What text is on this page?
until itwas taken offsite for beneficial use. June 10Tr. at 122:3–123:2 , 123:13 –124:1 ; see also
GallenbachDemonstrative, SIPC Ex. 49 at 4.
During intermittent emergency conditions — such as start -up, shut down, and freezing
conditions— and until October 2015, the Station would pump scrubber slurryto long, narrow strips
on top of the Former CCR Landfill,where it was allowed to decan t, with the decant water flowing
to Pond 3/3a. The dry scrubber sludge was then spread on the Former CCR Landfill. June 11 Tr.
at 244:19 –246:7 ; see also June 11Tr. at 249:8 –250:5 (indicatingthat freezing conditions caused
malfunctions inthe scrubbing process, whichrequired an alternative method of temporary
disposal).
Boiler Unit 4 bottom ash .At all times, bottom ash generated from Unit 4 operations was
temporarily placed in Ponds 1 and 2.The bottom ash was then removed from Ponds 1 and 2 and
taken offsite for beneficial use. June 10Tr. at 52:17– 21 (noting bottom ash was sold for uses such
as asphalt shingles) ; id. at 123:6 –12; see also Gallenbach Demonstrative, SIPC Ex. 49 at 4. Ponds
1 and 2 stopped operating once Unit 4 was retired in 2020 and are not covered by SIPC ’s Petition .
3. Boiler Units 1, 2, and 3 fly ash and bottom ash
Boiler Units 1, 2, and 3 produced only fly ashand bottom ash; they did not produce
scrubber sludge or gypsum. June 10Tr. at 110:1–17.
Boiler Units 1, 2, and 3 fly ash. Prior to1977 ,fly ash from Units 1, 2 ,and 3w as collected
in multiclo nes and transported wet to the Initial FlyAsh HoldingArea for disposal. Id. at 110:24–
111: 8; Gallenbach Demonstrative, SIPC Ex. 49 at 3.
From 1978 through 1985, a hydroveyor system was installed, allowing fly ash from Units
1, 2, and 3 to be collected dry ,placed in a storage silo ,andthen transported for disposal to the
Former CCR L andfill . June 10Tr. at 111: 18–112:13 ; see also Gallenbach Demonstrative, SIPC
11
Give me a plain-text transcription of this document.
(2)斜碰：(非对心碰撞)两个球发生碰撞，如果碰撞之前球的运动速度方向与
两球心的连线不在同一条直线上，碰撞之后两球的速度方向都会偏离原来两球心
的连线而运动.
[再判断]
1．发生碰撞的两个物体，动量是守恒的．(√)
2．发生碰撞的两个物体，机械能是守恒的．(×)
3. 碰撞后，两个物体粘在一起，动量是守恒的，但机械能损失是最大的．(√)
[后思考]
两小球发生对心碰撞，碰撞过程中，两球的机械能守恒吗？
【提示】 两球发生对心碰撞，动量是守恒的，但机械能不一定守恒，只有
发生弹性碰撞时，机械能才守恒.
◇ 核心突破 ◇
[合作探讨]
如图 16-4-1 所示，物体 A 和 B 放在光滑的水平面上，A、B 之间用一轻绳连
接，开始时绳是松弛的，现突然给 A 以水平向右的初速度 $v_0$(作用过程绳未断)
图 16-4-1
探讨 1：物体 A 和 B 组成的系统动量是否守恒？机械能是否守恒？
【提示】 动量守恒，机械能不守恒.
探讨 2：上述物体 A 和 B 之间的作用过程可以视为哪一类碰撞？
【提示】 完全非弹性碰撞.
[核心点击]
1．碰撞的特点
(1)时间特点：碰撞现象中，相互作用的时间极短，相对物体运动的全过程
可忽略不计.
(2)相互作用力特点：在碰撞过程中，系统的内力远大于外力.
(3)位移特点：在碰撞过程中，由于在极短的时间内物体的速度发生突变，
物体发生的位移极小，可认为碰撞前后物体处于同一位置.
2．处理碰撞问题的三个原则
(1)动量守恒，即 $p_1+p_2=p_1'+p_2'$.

______

**Exercise aim**
Write out exactly the lines starting with the one that holds "Give me a plain-text" and running through the last line above.

**Result of this exercise**
Give me a plain-text transcription of this document.
(2)斜碰：(非对心碰撞)两个球发生碰撞，如果碰撞之前球的运动速度方向与
两球心的连线不在同一条直线上，碰撞之后两球的速度方向都会偏离原来两球心
的连线而运动.
[再判断]
1．发生碰撞的两个物体，动量是守恒的．(√)
2．发生碰撞的两个物体，机械能是守恒的．(×)
3. 碰撞后，两个物体粘在一起，动量是守恒的，但机械能损失是最大的．(√)
[后思考]
两小球发生对心碰撞，碰撞过程中，两球的机械能守恒吗？
【提示】 两球发生对心碰撞，动量是守恒的，但机械能不一定守恒，只有
发生弹性碰撞时，机械能才守恒.
◇ 核心突破 ◇
[合作探讨]
如图 16-4-1 所示，物体 A 和 B 放在光滑的水平面上，A、B 之间用一轻绳连
接，开始时绳是松弛的，现突然给 A 以水平向右的初速度 $v_0$(作用过程绳未断)
图 16-4-1
探讨 1：物体 A 和 B 组成的系统动量是否守恒？机械能是否守恒？
【提示】 动量守恒，机械能不守恒.
探讨 2：上述物体 A 和 B 之间的作用过程可以视为哪一类碰撞？
【提示】 完全非弹性碰撞.
[核心点击]
1．碰撞的特点
(1)时间特点：碰撞现象中，相互作用的时间极短，相对物体运动的全过程
可忽略不计.
(2)相互作用力特点：在碰撞过程中，系统的内力远大于外力.
(3)位移特点：在碰撞过程中，由于在极短的时间内物体的速度发生突变，
物体发生的位移极小，可认为碰撞前后物体处于同一位置.
2．处理碰撞问题的三个原则
(1)动量守恒，即 $p_1+p_2=p_1'+p_2'$.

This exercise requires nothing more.